→ TASK STATEMENT
What follows is a block of records; restate each one word for word.

## Start LISTING

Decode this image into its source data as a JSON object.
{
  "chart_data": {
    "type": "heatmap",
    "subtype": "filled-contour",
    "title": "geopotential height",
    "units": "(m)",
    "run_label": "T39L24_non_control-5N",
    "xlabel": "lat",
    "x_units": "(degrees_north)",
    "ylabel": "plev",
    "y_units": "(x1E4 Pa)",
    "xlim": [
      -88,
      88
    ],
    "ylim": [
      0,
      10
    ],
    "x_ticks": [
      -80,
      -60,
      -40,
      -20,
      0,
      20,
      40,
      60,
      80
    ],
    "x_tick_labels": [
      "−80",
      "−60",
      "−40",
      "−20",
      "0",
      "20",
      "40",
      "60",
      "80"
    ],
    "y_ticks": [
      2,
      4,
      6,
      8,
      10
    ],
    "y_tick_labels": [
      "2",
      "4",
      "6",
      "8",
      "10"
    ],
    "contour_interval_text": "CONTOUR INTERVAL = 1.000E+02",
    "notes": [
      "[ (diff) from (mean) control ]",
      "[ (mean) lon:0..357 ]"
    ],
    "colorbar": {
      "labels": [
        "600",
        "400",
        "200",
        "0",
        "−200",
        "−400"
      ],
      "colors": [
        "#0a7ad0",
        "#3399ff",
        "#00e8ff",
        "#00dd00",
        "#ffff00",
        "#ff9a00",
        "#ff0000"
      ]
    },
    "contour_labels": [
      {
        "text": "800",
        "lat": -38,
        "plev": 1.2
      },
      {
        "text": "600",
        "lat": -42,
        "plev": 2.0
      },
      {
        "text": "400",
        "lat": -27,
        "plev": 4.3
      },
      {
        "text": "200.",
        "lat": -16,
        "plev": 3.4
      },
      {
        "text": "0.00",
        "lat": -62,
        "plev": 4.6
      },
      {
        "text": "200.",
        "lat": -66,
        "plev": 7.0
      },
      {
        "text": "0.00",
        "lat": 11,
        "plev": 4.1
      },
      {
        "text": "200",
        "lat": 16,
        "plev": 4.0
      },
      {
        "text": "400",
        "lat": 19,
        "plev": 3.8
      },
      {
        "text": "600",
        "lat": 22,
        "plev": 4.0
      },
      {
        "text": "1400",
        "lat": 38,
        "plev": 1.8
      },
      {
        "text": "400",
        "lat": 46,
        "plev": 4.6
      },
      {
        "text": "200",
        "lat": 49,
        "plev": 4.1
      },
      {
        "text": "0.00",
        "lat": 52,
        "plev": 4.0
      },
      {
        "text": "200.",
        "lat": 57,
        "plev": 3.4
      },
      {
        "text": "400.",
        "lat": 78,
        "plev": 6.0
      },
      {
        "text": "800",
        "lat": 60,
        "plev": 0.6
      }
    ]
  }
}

## End LISTING

→ RESULT FOR THIS TASK
Decode this image into its source data as a JSON object.
{
  "chart_data": {
    "type": "heatmap",
    "subtype": "filled-contour",
    "title": "geopotential height",
    "units": "(m)",
    "run_label": "T39L24_non_control-5N",
    "xlabel": "lat",
    "x_units": "(degrees_north)",
    "ylabel": "plev",
    "y_units": "(x1E4 Pa)",
    "xlim": [
      -88,
      88
    ],
    "ylim": [
      0,
      10
    ],
    "x_ticks": [
      -80,
      -60,
      -40,
      -20,
      0,
      20,
      40,
      60,
      80
    ],
    "x_tick_labels": [
      "−80",
      "−60",
      "−40",
      "−20",
      "0",
      "20",
      "40",
      "60",
      "80"
    ],
    "y_ticks": [
      2,
      4,
      6,
      8,
      10
    ],
    "y_tick_labels": [
      "2",
      "4",
      "6",
      "8",
      "10"
    ],
    "contour_interval_text": "CONTOUR INTERVAL = 1.000E+02",
    "notes": [
      "[ (diff) from (mean) control ]",
      "[ (mean) lon:0..357 ]"
    ],
    "colorbar": {
      "labels": [
        "600",
        "400",
        "200",
        "0",
        "−200",
        "−400"
      ],
      "colors": [
        "#0a7ad0",
        "#3399ff",
        "#00e8ff",
        "#00dd00",
        "#ffff00",
        "#ff9a00",
        "#ff0000"
      ]
    },
    "contour_labels": [
      {
        "text": "800",
        "lat": -38,
        "plev": 1.2
      },
      {
        "text": "600",
        "lat": -42,
        "plev": 2.0
      },
      {
        "text": "400",
        "lat": -27,
        "plev": 4.3
      },
      {
        "text": "200.",
        "lat": -16,
        "plev": 3.4
      },
      {
        "text": "0.00",
        "lat": -62,
        "plev": 4.6
      },
      {
        "text": "200.",
        "lat": -66,
        "plev": 7.0
      },
      {
        "text": "0.00",
        "lat": 11,
        "plev": 4.1
      },
      {
        "text": "200",
        "lat": 16,
        "plev": 4.0
      },
      {
        "text": "400",
        "lat": 19,
        "plev": 3.8
      },
      {
        "text": "600",
        "lat": 22,
        "plev": 4.0
      },
      {
        "text": "1400",
        "lat": 38,
        "plev": 1.8
      },
      {
        "text": "400",
        "lat": 46,
        "plev": 4.6
      },
      {
        "text": "200",
        "lat": 49,
        "plev": 4.1
      },
      {
        "text": "0.00",
        "lat": 52,
        "plev": 4.0
      },
      {
        "text": "200.",
        "lat": 57,
        "plev": 3.4
      },
      {
        "text": "400.",
        "lat": 78,
        "plev": 6.0
      },
      {
        "text": "800",
        "lat": 60,
        "plev": 0.6
      }
    ]
  }
}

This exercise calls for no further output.